>>>>>

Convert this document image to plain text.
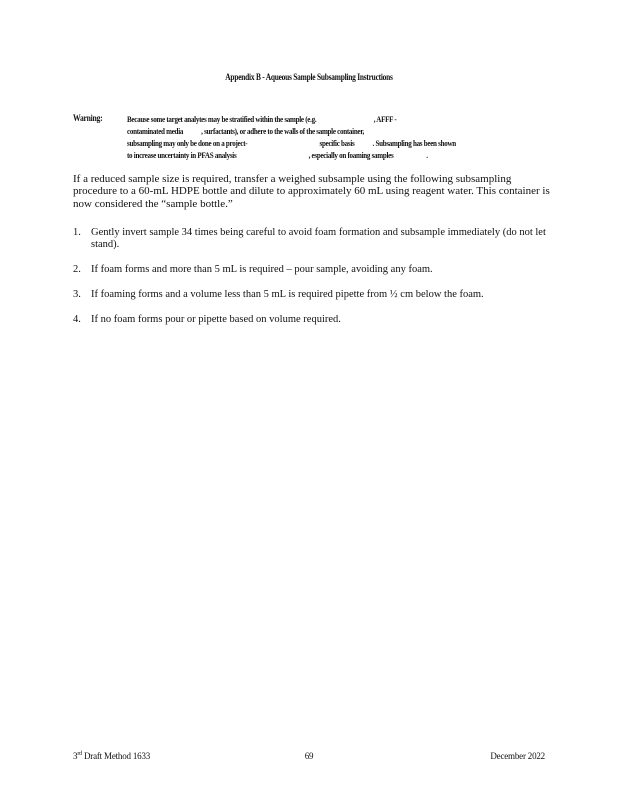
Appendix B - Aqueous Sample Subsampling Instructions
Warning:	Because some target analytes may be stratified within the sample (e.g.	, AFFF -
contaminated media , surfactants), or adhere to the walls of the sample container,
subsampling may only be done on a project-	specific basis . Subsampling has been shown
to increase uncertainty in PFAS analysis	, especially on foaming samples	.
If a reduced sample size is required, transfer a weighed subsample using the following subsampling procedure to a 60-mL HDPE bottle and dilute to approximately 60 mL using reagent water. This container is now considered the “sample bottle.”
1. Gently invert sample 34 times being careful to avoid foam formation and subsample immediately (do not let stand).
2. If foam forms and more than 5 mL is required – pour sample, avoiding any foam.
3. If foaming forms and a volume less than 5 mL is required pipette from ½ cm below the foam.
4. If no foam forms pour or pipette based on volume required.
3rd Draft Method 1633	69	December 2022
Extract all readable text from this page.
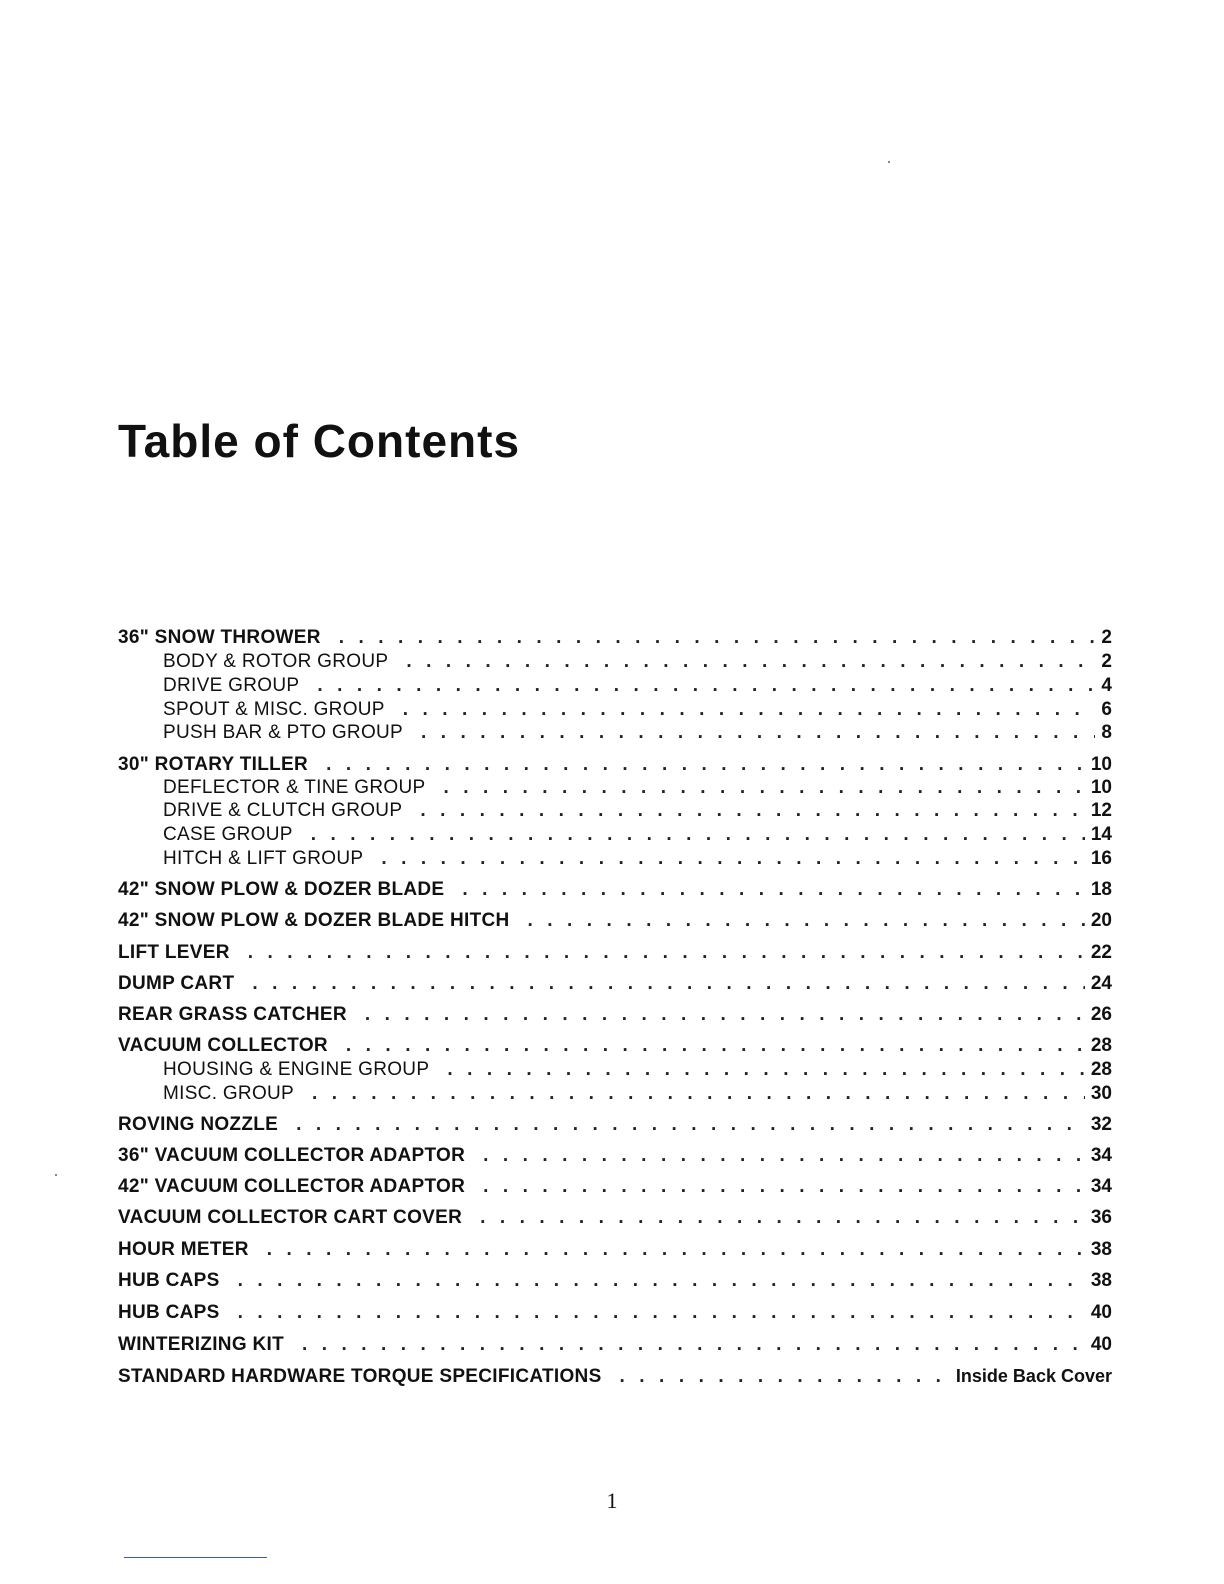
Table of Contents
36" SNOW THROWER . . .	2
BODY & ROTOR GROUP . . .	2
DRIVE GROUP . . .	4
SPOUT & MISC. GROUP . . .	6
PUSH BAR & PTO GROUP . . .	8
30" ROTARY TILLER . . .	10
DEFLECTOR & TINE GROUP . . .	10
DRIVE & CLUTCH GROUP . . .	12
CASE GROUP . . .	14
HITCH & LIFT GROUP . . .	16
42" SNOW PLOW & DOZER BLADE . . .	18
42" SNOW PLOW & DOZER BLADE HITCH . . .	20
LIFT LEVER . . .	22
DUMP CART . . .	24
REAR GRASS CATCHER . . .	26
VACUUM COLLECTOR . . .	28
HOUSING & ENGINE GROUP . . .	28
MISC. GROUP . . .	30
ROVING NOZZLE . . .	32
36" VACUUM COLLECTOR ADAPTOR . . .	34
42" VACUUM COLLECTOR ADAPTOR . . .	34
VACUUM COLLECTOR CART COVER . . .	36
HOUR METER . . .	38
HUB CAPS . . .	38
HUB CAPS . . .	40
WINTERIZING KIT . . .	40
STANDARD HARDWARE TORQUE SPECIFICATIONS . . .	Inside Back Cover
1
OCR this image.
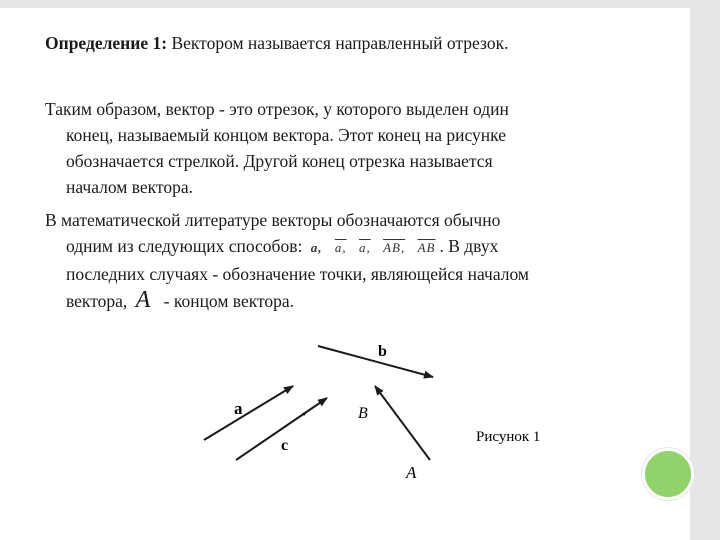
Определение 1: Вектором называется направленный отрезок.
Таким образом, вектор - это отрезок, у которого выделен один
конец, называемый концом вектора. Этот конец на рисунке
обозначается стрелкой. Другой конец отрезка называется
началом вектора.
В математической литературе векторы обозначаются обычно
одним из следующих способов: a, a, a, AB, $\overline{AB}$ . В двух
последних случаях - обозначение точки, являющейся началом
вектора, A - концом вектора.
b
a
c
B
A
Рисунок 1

<<<<<

**Work instructions:** Respond with the number of lines containing "вектора" and no additional words.

**Solution to the exercise:** 3